» **Exercise text**:
Segment Open

The Supreme Court, in an opinion by Chief Justice Roberts, stated that the Fourth Amendment requires a search warrant to look at the digital contents of a cell phone that the police have seized incident to arrest. The opinion is Riley v. California, No. 13-132, 573 U.S. ___, ___ S. Ct. ___, 2013 WL 2864483 (June 25, 2014).
The decision was unanimous, with a concurrence by Justice Alito.
Basically, the Court took two cases, Riley and United States v. Wurie, No. 13-212, that had reached opposite conclusions and consolidated them. In Riley, a driver was stopped for expired registration and having a suspended driver’s license. His car was impounded and inventoried, and two handguns were found. A search of his cell phone incident to arrest and other factors led police to believe that Riley was a member of the Bloods street gang. Following a warrantless search of the phone, photographs were located tying Riley to a gang shooting and he was charged with attempted murder and several others crimes. The trial court denied a motion to suppress the evidence and the Ninth Circuit affirmed.

Segment Closed

» **Listed entries**:
Segment Open

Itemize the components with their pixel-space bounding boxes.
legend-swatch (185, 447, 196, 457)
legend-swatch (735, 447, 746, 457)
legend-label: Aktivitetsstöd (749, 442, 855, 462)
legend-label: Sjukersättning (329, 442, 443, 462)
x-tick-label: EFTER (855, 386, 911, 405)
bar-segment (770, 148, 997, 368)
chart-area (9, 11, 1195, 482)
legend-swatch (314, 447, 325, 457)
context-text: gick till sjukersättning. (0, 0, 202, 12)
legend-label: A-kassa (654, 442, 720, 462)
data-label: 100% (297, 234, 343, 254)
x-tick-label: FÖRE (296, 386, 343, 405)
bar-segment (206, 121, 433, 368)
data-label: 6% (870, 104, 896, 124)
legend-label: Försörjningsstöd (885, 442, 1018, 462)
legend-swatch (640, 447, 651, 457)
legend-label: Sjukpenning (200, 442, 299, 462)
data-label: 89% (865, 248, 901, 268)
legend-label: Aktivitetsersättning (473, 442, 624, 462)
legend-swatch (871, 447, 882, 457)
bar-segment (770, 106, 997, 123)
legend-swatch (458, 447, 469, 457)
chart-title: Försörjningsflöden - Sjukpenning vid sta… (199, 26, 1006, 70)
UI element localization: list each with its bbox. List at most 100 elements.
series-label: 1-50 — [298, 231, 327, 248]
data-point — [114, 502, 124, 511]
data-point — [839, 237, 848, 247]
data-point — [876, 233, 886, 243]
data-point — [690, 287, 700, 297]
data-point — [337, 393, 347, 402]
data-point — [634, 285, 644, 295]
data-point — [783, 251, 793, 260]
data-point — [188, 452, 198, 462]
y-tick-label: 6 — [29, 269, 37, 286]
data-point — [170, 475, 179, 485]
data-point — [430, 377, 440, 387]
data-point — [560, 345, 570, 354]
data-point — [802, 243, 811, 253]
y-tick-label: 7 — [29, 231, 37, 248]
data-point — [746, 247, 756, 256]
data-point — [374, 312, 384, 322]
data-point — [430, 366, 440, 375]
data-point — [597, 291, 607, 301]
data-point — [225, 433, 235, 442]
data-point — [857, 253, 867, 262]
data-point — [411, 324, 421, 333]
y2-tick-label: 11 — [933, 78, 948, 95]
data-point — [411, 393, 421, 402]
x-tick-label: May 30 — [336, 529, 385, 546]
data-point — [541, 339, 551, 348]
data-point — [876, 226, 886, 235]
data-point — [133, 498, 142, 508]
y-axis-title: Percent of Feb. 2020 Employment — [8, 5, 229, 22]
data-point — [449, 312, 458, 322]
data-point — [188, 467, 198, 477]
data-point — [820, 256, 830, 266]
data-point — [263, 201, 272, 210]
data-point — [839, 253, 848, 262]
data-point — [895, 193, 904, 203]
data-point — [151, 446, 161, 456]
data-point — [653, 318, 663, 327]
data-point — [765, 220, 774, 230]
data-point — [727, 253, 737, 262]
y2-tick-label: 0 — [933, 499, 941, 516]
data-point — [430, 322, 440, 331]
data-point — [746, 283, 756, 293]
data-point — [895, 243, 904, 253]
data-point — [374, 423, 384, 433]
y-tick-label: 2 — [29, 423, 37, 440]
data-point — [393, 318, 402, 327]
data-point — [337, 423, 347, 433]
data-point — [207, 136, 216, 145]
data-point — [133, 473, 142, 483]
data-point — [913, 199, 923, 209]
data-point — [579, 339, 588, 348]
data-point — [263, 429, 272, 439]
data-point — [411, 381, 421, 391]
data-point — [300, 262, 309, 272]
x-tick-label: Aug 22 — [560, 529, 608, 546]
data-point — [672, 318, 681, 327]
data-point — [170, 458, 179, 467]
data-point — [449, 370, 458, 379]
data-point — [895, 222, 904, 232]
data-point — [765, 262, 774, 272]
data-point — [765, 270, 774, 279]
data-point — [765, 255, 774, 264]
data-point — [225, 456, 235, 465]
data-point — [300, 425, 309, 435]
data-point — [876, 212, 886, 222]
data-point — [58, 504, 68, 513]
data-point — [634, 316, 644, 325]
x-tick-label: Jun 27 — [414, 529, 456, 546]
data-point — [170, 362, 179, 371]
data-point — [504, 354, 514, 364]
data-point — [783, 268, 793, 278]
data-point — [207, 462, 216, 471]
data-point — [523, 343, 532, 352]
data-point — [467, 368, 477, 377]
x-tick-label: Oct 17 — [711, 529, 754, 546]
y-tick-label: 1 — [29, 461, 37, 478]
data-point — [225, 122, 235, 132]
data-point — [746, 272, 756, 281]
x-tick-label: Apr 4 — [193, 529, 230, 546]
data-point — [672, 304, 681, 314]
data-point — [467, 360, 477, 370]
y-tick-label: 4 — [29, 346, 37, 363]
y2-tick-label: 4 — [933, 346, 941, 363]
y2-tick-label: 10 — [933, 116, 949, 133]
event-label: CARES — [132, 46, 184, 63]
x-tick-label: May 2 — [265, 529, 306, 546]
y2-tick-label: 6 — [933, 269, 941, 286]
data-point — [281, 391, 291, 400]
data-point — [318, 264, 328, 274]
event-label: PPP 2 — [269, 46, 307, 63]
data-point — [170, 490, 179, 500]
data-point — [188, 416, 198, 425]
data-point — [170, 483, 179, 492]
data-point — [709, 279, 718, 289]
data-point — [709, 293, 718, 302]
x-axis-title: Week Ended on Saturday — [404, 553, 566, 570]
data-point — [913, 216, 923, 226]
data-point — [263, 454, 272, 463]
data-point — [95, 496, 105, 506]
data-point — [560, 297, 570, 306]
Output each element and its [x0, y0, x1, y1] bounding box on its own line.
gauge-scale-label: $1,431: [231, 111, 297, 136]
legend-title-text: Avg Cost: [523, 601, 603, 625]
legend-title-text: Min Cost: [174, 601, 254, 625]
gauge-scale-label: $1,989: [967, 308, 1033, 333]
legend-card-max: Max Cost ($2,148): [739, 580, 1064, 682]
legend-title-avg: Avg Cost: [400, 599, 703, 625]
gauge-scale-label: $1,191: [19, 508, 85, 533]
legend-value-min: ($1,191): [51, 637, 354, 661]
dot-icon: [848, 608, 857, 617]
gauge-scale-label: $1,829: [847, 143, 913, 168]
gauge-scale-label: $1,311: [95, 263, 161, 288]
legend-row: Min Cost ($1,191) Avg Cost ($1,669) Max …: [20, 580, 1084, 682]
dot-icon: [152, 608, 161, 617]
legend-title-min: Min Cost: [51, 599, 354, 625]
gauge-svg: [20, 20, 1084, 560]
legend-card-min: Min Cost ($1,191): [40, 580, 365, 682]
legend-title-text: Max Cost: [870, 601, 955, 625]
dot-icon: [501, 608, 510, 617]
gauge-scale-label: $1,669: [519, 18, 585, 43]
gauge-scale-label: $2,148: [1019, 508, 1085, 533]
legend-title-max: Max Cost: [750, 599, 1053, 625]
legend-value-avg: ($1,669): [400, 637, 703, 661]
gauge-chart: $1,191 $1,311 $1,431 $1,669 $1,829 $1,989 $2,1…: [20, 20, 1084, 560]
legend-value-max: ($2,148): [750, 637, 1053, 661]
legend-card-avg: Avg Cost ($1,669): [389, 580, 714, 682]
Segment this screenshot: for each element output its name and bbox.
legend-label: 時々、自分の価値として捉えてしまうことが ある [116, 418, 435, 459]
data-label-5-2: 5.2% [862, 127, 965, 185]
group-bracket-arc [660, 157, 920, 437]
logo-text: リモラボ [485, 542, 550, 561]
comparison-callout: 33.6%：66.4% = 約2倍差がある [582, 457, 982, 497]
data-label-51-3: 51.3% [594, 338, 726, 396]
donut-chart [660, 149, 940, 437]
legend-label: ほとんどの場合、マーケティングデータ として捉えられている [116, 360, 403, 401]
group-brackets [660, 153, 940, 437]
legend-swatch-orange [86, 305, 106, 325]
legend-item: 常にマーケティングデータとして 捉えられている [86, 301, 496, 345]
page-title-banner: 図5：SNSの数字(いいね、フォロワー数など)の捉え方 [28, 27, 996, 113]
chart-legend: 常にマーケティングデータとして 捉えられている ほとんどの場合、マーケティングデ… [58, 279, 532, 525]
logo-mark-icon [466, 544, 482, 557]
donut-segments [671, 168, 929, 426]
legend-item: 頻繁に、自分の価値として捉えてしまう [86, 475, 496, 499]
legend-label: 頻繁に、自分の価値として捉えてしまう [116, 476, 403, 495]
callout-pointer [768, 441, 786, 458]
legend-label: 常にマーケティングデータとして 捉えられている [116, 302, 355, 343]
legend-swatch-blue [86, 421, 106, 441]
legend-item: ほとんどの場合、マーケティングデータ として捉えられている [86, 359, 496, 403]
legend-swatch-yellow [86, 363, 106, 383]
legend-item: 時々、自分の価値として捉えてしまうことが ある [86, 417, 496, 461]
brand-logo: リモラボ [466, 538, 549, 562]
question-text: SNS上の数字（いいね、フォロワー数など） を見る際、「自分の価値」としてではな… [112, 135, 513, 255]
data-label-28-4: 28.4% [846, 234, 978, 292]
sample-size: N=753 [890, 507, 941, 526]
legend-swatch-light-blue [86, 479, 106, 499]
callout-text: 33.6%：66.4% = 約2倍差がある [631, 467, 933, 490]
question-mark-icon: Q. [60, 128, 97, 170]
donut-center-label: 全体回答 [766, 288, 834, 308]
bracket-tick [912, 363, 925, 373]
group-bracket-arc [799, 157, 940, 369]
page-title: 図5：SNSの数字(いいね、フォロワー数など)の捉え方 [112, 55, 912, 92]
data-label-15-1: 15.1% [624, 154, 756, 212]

Segment Closed

» **Your instructions**: In the text on Riley v. California, why was the driver in Riley stopped?

» **Your response**: He was stopped for expired registration and having a suspended driver's license.